Take each line that has the word "color" and return it.

_Excerpted data_
------------------------
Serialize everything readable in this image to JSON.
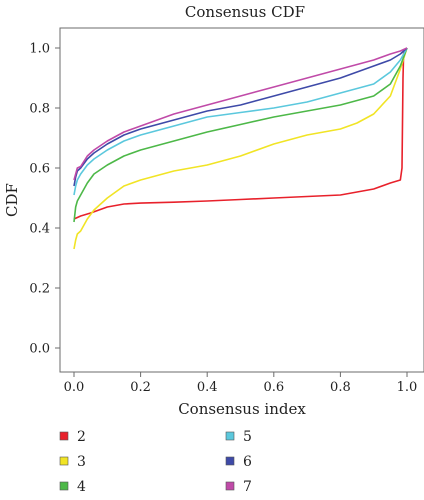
{
  "chart_data": {
    "type": "line",
    "title": "Consensus CDF",
    "xlabel": "Consensus index",
    "ylabel": "CDF",
    "xlim": [
      0,
      1
    ],
    "ylim": [
      0,
      1
    ],
    "xticks": [
      "0.0",
      "0.2",
      "0.4",
      "0.6",
      "0.8",
      "1.0"
    ],
    "yticks": [
      "0.0",
      "0.2",
      "0.4",
      "0.6",
      "0.8",
      "1.0"
    ],
    "grid": false,
    "legend_position": "bottom",
    "series": [
      {
        "name": "2",
        "color": "#e8212b",
        "points": [
          [
            0,
            0.43
          ],
          [
            0.02,
            0.44
          ],
          [
            0.05,
            0.45
          ],
          [
            0.1,
            0.47
          ],
          [
            0.15,
            0.48
          ],
          [
            0.2,
            0.483
          ],
          [
            0.3,
            0.486
          ],
          [
            0.4,
            0.49
          ],
          [
            0.5,
            0.495
          ],
          [
            0.6,
            0.5
          ],
          [
            0.7,
            0.505
          ],
          [
            0.8,
            0.51
          ],
          [
            0.85,
            0.52
          ],
          [
            0.9,
            0.53
          ],
          [
            0.95,
            0.55
          ],
          [
            0.98,
            0.56
          ],
          [
            0.985,
            0.6
          ],
          [
            0.988,
            0.9
          ],
          [
            0.99,
            0.99
          ],
          [
            1,
            1
          ]
        ]
      },
      {
        "name": "3",
        "color": "#f1e425",
        "points": [
          [
            0,
            0.33
          ],
          [
            0.005,
            0.36
          ],
          [
            0.01,
            0.38
          ],
          [
            0.02,
            0.39
          ],
          [
            0.04,
            0.43
          ],
          [
            0.06,
            0.46
          ],
          [
            0.1,
            0.5
          ],
          [
            0.15,
            0.54
          ],
          [
            0.2,
            0.56
          ],
          [
            0.3,
            0.59
          ],
          [
            0.4,
            0.61
          ],
          [
            0.5,
            0.64
          ],
          [
            0.6,
            0.68
          ],
          [
            0.7,
            0.71
          ],
          [
            0.8,
            0.73
          ],
          [
            0.85,
            0.75
          ],
          [
            0.9,
            0.78
          ],
          [
            0.95,
            0.84
          ],
          [
            0.98,
            0.93
          ],
          [
            1,
            1
          ]
        ]
      },
      {
        "name": "4",
        "color": "#4db848",
        "points": [
          [
            0,
            0.42
          ],
          [
            0.005,
            0.47
          ],
          [
            0.01,
            0.49
          ],
          [
            0.02,
            0.51
          ],
          [
            0.04,
            0.55
          ],
          [
            0.06,
            0.58
          ],
          [
            0.1,
            0.61
          ],
          [
            0.15,
            0.64
          ],
          [
            0.2,
            0.66
          ],
          [
            0.3,
            0.69
          ],
          [
            0.4,
            0.72
          ],
          [
            0.5,
            0.745
          ],
          [
            0.6,
            0.77
          ],
          [
            0.7,
            0.79
          ],
          [
            0.8,
            0.81
          ],
          [
            0.9,
            0.84
          ],
          [
            0.95,
            0.88
          ],
          [
            0.98,
            0.94
          ],
          [
            1,
            1
          ]
        ]
      },
      {
        "name": "5",
        "color": "#5bc8dd",
        "points": [
          [
            0,
            0.51
          ],
          [
            0.005,
            0.54
          ],
          [
            0.01,
            0.56
          ],
          [
            0.02,
            0.58
          ],
          [
            0.04,
            0.61
          ],
          [
            0.06,
            0.63
          ],
          [
            0.1,
            0.66
          ],
          [
            0.15,
            0.69
          ],
          [
            0.2,
            0.71
          ],
          [
            0.3,
            0.74
          ],
          [
            0.4,
            0.77
          ],
          [
            0.5,
            0.785
          ],
          [
            0.6,
            0.8
          ],
          [
            0.7,
            0.82
          ],
          [
            0.8,
            0.85
          ],
          [
            0.9,
            0.88
          ],
          [
            0.95,
            0.92
          ],
          [
            0.98,
            0.96
          ],
          [
            1,
            1
          ]
        ]
      },
      {
        "name": "6",
        "color": "#3e4aa8",
        "points": [
          [
            0,
            0.54
          ],
          [
            0.005,
            0.57
          ],
          [
            0.01,
            0.59
          ],
          [
            0.02,
            0.6
          ],
          [
            0.04,
            0.63
          ],
          [
            0.06,
            0.65
          ],
          [
            0.1,
            0.68
          ],
          [
            0.15,
            0.71
          ],
          [
            0.2,
            0.73
          ],
          [
            0.3,
            0.76
          ],
          [
            0.4,
            0.79
          ],
          [
            0.5,
            0.81
          ],
          [
            0.6,
            0.84
          ],
          [
            0.7,
            0.87
          ],
          [
            0.8,
            0.9
          ],
          [
            0.9,
            0.94
          ],
          [
            0.95,
            0.96
          ],
          [
            0.98,
            0.98
          ],
          [
            1,
            1
          ]
        ]
      },
      {
        "name": "7",
        "color": "#c04aa8",
        "points": [
          [
            0,
            0.56
          ],
          [
            0.005,
            0.58
          ],
          [
            0.01,
            0.6
          ],
          [
            0.02,
            0.605
          ],
          [
            0.04,
            0.64
          ],
          [
            0.06,
            0.66
          ],
          [
            0.1,
            0.69
          ],
          [
            0.15,
            0.72
          ],
          [
            0.2,
            0.74
          ],
          [
            0.3,
            0.78
          ],
          [
            0.4,
            0.81
          ],
          [
            0.5,
            0.84
          ],
          [
            0.6,
            0.87
          ],
          [
            0.7,
            0.9
          ],
          [
            0.8,
            0.93
          ],
          [
            0.9,
            0.96
          ],
          [
            0.95,
            0.98
          ],
          [
            0.98,
            0.99
          ],
          [
            1,
            1
          ]
        ]
      }
    ]
  }
}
------------------------
_Solution to this task_
        "color": "#e8212b",
        "color": "#f1e425",
        "color": "#4db848",
        "color": "#5bc8dd",
        "color": "#3e4aa8",
        "color": "#c04aa8",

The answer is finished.